(Stored data)

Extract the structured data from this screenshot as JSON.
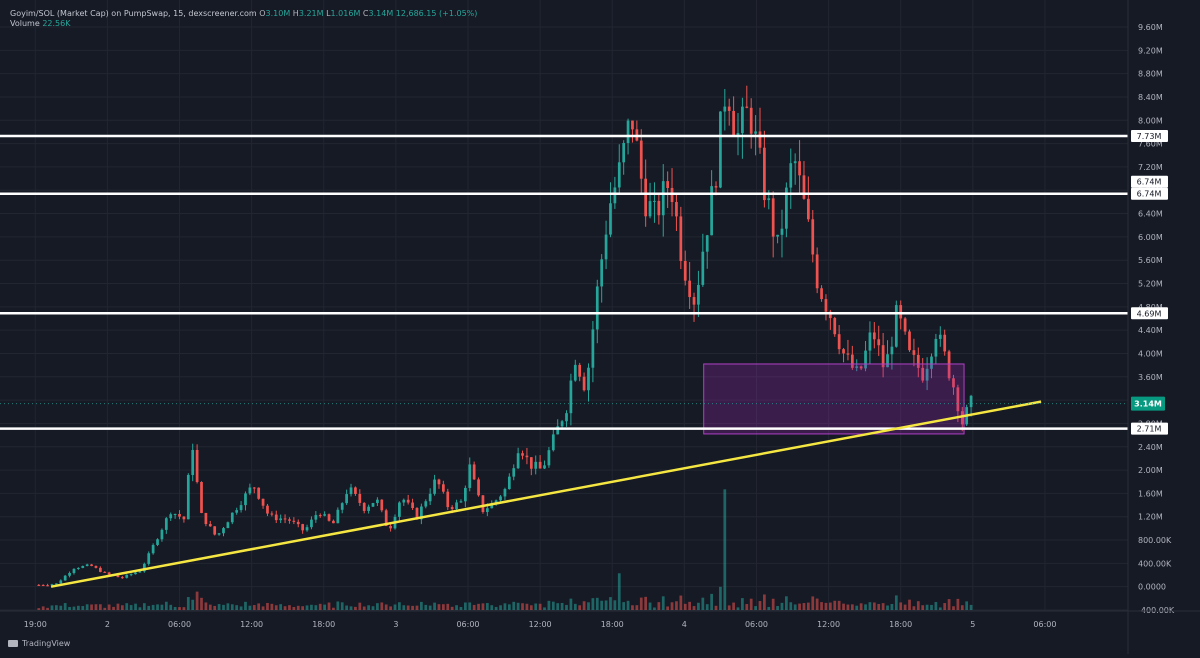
{
  "legend": {
    "title": "Goyim/SOL (Market Cap) on PumpSwap, 15, dexscreener.com",
    "o_label": "O",
    "o_value": "3.10M",
    "h_label": "H",
    "h_value": "3.21M",
    "l_label": "L",
    "l_value": "1.016M",
    "c_label": "C",
    "c_value": "3.14M",
    "change": "12,686.15 (+1.05%)",
    "volume_label": "Volume",
    "volume_value": "22.56K"
  },
  "branding": {
    "name": "TradingView"
  },
  "colors": {
    "background": "#161a25",
    "grid": "#222631",
    "up": "#26a69a",
    "down": "#ef5350",
    "level_line": "#ffffff",
    "trendline": "#f5e642",
    "zone_fill": "rgba(156,39,176,0.28)",
    "zone_border": "#b040c8",
    "price_badge": "#089981"
  },
  "chart_data": {
    "type": "candlestick",
    "timeframe": "15",
    "x_ticks": [
      "19:00",
      "2",
      "06:00",
      "12:00",
      "18:00",
      "3",
      "06:00",
      "12:00",
      "18:00",
      "4",
      "06:00",
      "12:00",
      "18:00",
      "5",
      "06:00"
    ],
    "y_ticks": [
      "-400.00K",
      "0.0000",
      "400.00K",
      "800.00K",
      "1.20M",
      "1.60M",
      "2.00M",
      "2.40M",
      "2.80M",
      "3.20M",
      "3.60M",
      "4.00M",
      "4.40M",
      "4.80M",
      "5.20M",
      "5.60M",
      "6.00M",
      "6.40M",
      "6.80M",
      "7.20M",
      "7.60M",
      "8.00M",
      "8.40M",
      "8.80M",
      "9.20M",
      "9.60M"
    ],
    "y_tick_values": [
      -0.4,
      0,
      0.4,
      0.8,
      1.2,
      1.6,
      2.0,
      2.4,
      2.8,
      3.2,
      3.6,
      4.0,
      4.4,
      4.8,
      5.2,
      5.6,
      6.0,
      6.4,
      6.8,
      7.2,
      7.6,
      8.0,
      8.4,
      8.8,
      9.2,
      9.6
    ],
    "y_range_millions": [
      -0.4,
      9.6
    ],
    "x_range_hours": [
      0,
      61
    ],
    "horizontal_levels": [
      {
        "value": 7.73,
        "label": "7.73M"
      },
      {
        "value": 6.74,
        "label": "6.74M"
      },
      {
        "value": 4.69,
        "label": "4.69M"
      },
      {
        "value": 2.71,
        "label": "2.71M"
      }
    ],
    "extra_axis_labels": [
      {
        "value": 6.74,
        "label": "6.74M"
      }
    ],
    "current_price": {
      "value": 3.14,
      "label": "3.14M"
    },
    "trendline": {
      "start": {
        "t": 1.2,
        "v": 0.0
      },
      "end": {
        "t": 53.5,
        "v": 2.95
      }
    },
    "zone": {
      "t_start": 38.3,
      "t_end": 53.1,
      "v_low": 2.62,
      "v_high": 3.82
    },
    "anchors": [
      [
        0.5,
        0.03
      ],
      [
        1.5,
        0.05
      ],
      [
        2.5,
        0.32
      ],
      [
        3.4,
        0.37
      ],
      [
        4.3,
        0.22
      ],
      [
        5.2,
        0.15
      ],
      [
        6.3,
        0.28
      ],
      [
        7.0,
        0.7
      ],
      [
        8.0,
        1.3
      ],
      [
        8.8,
        1.15
      ],
      [
        9.2,
        2.55
      ],
      [
        9.7,
        1.25
      ],
      [
        10.6,
        0.85
      ],
      [
        11.6,
        1.3
      ],
      [
        12.7,
        1.75
      ],
      [
        13.6,
        1.2
      ],
      [
        14.7,
        1.15
      ],
      [
        15.6,
        0.95
      ],
      [
        16.4,
        1.3
      ],
      [
        17.2,
        1.05
      ],
      [
        18.1,
        1.7
      ],
      [
        19.0,
        1.35
      ],
      [
        19.7,
        1.5
      ],
      [
        20.4,
        0.95
      ],
      [
        21.1,
        1.55
      ],
      [
        22.0,
        1.2
      ],
      [
        23.1,
        1.85
      ],
      [
        23.8,
        1.35
      ],
      [
        24.5,
        1.45
      ],
      [
        25.0,
        2.05
      ],
      [
        25.7,
        1.3
      ],
      [
        26.4,
        1.45
      ],
      [
        27.1,
        1.7
      ],
      [
        27.8,
        2.45
      ],
      [
        28.4,
        2.1
      ],
      [
        29.1,
        2.0
      ],
      [
        29.8,
        2.55
      ],
      [
        30.5,
        3.1
      ],
      [
        31.0,
        3.95
      ],
      [
        31.6,
        3.4
      ],
      [
        32.3,
        5.2
      ],
      [
        32.9,
        6.5
      ],
      [
        33.5,
        7.1
      ],
      [
        34.2,
        8.1
      ],
      [
        34.9,
        6.7
      ],
      [
        35.5,
        6.35
      ],
      [
        36.4,
        7.0
      ],
      [
        37.1,
        5.6
      ],
      [
        37.8,
        4.9
      ],
      [
        38.3,
        5.9
      ],
      [
        38.9,
        6.9
      ],
      [
        39.6,
        8.7
      ],
      [
        40.2,
        7.7
      ],
      [
        40.9,
        8.2
      ],
      [
        41.7,
        6.9
      ],
      [
        42.5,
        5.8
      ],
      [
        43.4,
        7.4
      ],
      [
        44.1,
        6.4
      ],
      [
        44.8,
        5.2
      ],
      [
        45.6,
        4.6
      ],
      [
        46.3,
        3.95
      ],
      [
        47.1,
        3.6
      ],
      [
        47.9,
        4.4
      ],
      [
        48.6,
        3.7
      ],
      [
        49.3,
        4.7
      ],
      [
        50.0,
        3.95
      ],
      [
        50.8,
        3.65
      ],
      [
        51.5,
        4.4
      ],
      [
        52.1,
        3.85
      ],
      [
        52.6,
        3.35
      ],
      [
        53.0,
        2.82
      ],
      [
        53.5,
        3.14
      ]
    ],
    "volume_spikes": [
      {
        "t": 39.6,
        "v": 2.3
      },
      {
        "t": 33.4,
        "v": 0.7
      },
      {
        "t": 9.5,
        "v": 0.35
      }
    ]
  }
}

## The request
Extract the full listing above verbatim; pictures are to be left out of the copy.

## Finished exercise
Extract the structured data from this screenshot as JSON.
{
  "legend": {
    "title": "Goyim/SOL (Market Cap) on PumpSwap, 15, dexscreener.com",
    "o_label": "O",
    "o_value": "3.10M",
    "h_label": "H",
    "h_value": "3.21M",
    "l_label": "L",
    "l_value": "1.016M",
    "c_label": "C",
    "c_value": "3.14M",
    "change": "12,686.15 (+1.05%)",
    "volume_label": "Volume",
    "volume_value": "22.56K"
  },
  "branding": {
    "name": "TradingView"
  },
  "colors": {
    "background": "#161a25",
    "grid": "#222631",
    "up": "#26a69a",
    "down": "#ef5350",
    "level_line": "#ffffff",
    "trendline": "#f5e642",
    "zone_fill": "rgba(156,39,176,0.28)",
    "zone_border": "#b040c8",
    "price_badge": "#089981"
  },
  "chart_data": {
    "type": "candlestick",
    "timeframe": "15",
    "x_ticks": [
      "19:00",
      "2",
      "06:00",
      "12:00",
      "18:00",
      "3",
      "06:00",
      "12:00",
      "18:00",
      "4",
      "06:00",
      "12:00",
      "18:00",
      "5",
      "06:00"
    ],
    "y_ticks": [
      "-400.00K",
      "0.0000",
      "400.00K",
      "800.00K",
      "1.20M",
      "1.60M",
      "2.00M",
      "2.40M",
      "2.80M",
      "3.20M",
      "3.60M",
      "4.00M",
      "4.40M",
      "4.80M",
      "5.20M",
      "5.60M",
      "6.00M",
      "6.40M",
      "6.80M",
      "7.20M",
      "7.60M",
      "8.00M",
      "8.40M",
      "8.80M",
      "9.20M",
      "9.60M"
    ],
    "y_tick_values": [
      -0.4,
      0,
      0.4,
      0.8,
      1.2,
      1.6,
      2.0,
      2.4,
      2.8,
      3.2,
      3.6,
      4.0,
      4.4,
      4.8,
      5.2,
      5.6,
      6.0,
      6.4,
      6.8,
      7.2,
      7.6,
      8.0,
      8.4,
      8.8,
      9.2,
      9.6
    ],
    "y_range_millions": [
      -0.4,
      9.6
    ],
    "x_range_hours": [
      0,
      61
    ],
    "horizontal_levels": [
      {
        "value": 7.73,
        "label": "7.73M"
      },
      {
        "value": 6.74,
        "label": "6.74M"
      },
      {
        "value": 4.69,
        "label": "4.69M"
      },
      {
        "value": 2.71,
        "label": "2.71M"
      }
    ],
    "extra_axis_labels": [
      {
        "value": 6.74,
        "label": "6.74M"
      }
    ],
    "current_price": {
      "value": 3.14,
      "label": "3.14M"
    },
    "trendline": {
      "start": {
        "t": 1.2,
        "v": 0.0
      },
      "end": {
        "t": 53.5,
        "v": 2.95
      }
    },
    "zone": {
      "t_start": 38.3,
      "t_end": 53.1,
      "v_low": 2.62,
      "v_high": 3.82
    },
    "anchors": [
      [
        0.5,
        0.03
      ],
      [
        1.5,
        0.05
      ],
      [
        2.5,
        0.32
      ],
      [
        3.4,
        0.37
      ],
      [
        4.3,
        0.22
      ],
      [
        5.2,
        0.15
      ],
      [
        6.3,
        0.28
      ],
      [
        7.0,
        0.7
      ],
      [
        8.0,
        1.3
      ],
      [
        8.8,
        1.15
      ],
      [
        9.2,
        2.55
      ],
      [
        9.7,
        1.25
      ],
      [
        10.6,
        0.85
      ],
      [
        11.6,
        1.3
      ],
      [
        12.7,
        1.75
      ],
      [
        13.6,
        1.2
      ],
      [
        14.7,
        1.15
      ],
      [
        15.6,
        0.95
      ],
      [
        16.4,
        1.3
      ],
      [
        17.2,
        1.05
      ],
      [
        18.1,
        1.7
      ],
      [
        19.0,
        1.35
      ],
      [
        19.7,
        1.5
      ],
      [
        20.4,
        0.95
      ],
      [
        21.1,
        1.55
      ],
      [
        22.0,
        1.2
      ],
      [
        23.1,
        1.85
      ],
      [
        23.8,
        1.35
      ],
      [
        24.5,
        1.45
      ],
      [
        25.0,
        2.05
      ],
      [
        25.7,
        1.3
      ],
      [
        26.4,
        1.45
      ],
      [
        27.1,
        1.7
      ],
      [
        27.8,
        2.45
      ],
      [
        28.4,
        2.1
      ],
      [
        29.1,
        2.0
      ],
      [
        29.8,
        2.55
      ],
      [
        30.5,
        3.1
      ],
      [
        31.0,
        3.95
      ],
      [
        31.6,
        3.4
      ],
      [
        32.3,
        5.2
      ],
      [
        32.9,
        6.5
      ],
      [
        33.5,
        7.1
      ],
      [
        34.2,
        8.1
      ],
      [
        34.9,
        6.7
      ],
      [
        35.5,
        6.35
      ],
      [
        36.4,
        7.0
      ],
      [
        37.1,
        5.6
      ],
      [
        37.8,
        4.9
      ],
      [
        38.3,
        5.9
      ],
      [
        38.9,
        6.9
      ],
      [
        39.6,
        8.7
      ],
      [
        40.2,
        7.7
      ],
      [
        40.9,
        8.2
      ],
      [
        41.7,
        6.9
      ],
      [
        42.5,
        5.8
      ],
      [
        43.4,
        7.4
      ],
      [
        44.1,
        6.4
      ],
      [
        44.8,
        5.2
      ],
      [
        45.6,
        4.6
      ],
      [
        46.3,
        3.95
      ],
      [
        47.1,
        3.6
      ],
      [
        47.9,
        4.4
      ],
      [
        48.6,
        3.7
      ],
      [
        49.3,
        4.7
      ],
      [
        50.0,
        3.95
      ],
      [
        50.8,
        3.65
      ],
      [
        51.5,
        4.4
      ],
      [
        52.1,
        3.85
      ],
      [
        52.6,
        3.35
      ],
      [
        53.0,
        2.82
      ],
      [
        53.5,
        3.14
      ]
    ],
    "volume_spikes": [
      {
        "t": 39.6,
        "v": 2.3
      },
      {
        "t": 33.4,
        "v": 0.7
      },
      {
        "t": 9.5,
        "v": 0.35
      }
    ]
  }
}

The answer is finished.